**Data provided**.
● ● ● ●
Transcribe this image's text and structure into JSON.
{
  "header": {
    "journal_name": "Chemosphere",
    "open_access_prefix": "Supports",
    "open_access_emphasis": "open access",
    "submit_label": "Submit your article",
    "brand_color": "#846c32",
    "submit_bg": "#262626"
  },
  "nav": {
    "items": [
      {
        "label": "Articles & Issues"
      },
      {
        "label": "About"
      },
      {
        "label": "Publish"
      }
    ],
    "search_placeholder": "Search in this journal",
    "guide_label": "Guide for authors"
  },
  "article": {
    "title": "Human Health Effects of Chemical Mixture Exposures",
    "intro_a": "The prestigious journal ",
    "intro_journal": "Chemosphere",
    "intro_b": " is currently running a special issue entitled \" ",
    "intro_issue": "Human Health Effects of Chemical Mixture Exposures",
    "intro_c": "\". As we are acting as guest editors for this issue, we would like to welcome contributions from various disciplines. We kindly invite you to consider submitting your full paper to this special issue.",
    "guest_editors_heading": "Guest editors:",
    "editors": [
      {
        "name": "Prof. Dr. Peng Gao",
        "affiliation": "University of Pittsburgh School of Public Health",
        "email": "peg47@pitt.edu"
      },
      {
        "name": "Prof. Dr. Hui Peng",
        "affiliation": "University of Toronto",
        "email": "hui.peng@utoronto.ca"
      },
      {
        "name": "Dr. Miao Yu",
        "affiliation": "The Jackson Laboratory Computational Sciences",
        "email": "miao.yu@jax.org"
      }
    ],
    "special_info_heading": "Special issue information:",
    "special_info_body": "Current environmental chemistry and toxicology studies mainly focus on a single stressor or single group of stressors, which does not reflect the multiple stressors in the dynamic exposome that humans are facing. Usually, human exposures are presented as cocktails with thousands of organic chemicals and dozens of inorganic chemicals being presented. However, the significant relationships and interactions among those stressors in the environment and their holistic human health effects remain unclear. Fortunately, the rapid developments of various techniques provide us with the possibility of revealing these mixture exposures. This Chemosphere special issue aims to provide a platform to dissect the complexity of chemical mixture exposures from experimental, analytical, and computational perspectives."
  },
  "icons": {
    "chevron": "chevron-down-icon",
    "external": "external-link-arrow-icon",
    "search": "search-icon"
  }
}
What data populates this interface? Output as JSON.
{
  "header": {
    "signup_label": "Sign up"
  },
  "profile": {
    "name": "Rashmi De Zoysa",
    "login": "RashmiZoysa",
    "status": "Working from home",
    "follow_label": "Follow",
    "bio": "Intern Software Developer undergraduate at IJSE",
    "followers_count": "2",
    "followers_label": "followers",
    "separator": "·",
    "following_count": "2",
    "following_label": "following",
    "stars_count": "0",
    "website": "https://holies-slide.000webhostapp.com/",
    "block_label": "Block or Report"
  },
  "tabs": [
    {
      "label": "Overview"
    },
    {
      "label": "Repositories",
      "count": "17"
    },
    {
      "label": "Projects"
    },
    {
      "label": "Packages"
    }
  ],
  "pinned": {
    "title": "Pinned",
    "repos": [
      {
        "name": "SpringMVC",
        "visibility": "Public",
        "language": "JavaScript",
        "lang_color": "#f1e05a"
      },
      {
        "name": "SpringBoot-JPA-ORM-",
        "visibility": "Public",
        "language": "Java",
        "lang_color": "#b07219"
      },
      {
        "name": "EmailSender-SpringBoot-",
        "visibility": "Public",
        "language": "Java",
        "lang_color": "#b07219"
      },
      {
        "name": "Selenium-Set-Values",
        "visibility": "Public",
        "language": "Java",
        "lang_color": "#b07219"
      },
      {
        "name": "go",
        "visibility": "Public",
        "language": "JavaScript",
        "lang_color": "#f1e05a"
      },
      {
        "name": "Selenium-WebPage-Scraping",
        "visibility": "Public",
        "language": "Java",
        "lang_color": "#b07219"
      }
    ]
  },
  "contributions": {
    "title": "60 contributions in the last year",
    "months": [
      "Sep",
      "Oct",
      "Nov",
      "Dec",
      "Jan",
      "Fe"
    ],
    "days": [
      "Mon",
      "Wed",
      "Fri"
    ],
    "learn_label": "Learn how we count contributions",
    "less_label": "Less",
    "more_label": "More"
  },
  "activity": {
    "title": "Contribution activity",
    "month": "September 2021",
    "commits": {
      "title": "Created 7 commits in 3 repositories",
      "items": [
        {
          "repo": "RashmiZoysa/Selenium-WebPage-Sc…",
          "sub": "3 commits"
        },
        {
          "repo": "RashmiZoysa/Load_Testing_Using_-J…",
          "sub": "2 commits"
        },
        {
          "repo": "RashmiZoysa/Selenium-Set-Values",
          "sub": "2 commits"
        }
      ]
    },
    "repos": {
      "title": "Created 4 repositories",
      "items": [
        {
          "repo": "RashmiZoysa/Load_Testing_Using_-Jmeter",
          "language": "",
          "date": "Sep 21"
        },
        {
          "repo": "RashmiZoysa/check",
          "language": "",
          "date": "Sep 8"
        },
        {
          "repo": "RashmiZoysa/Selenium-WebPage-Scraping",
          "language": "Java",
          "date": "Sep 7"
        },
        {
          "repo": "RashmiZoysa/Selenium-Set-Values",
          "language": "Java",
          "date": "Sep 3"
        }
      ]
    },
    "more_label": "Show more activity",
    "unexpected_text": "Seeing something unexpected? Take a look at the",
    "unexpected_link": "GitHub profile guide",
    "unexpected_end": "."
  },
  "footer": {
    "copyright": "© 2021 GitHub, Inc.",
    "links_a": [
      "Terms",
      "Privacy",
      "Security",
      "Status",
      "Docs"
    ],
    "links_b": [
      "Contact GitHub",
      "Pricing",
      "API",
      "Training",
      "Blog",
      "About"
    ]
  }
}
● ● ● ●
**What is needed**.
List every line above that holds the word "contributions".

**Solution below**.
    "intro_c": "\". As we are acting as guest editors for this issue, we would like to welcome contributions from various disciplines. We kindly invite you to consider submitting your full paper to this special issue.",
  "contributions": {
    "title": "60 contributions in the last year",
    "learn_label": "Learn how we count contributions",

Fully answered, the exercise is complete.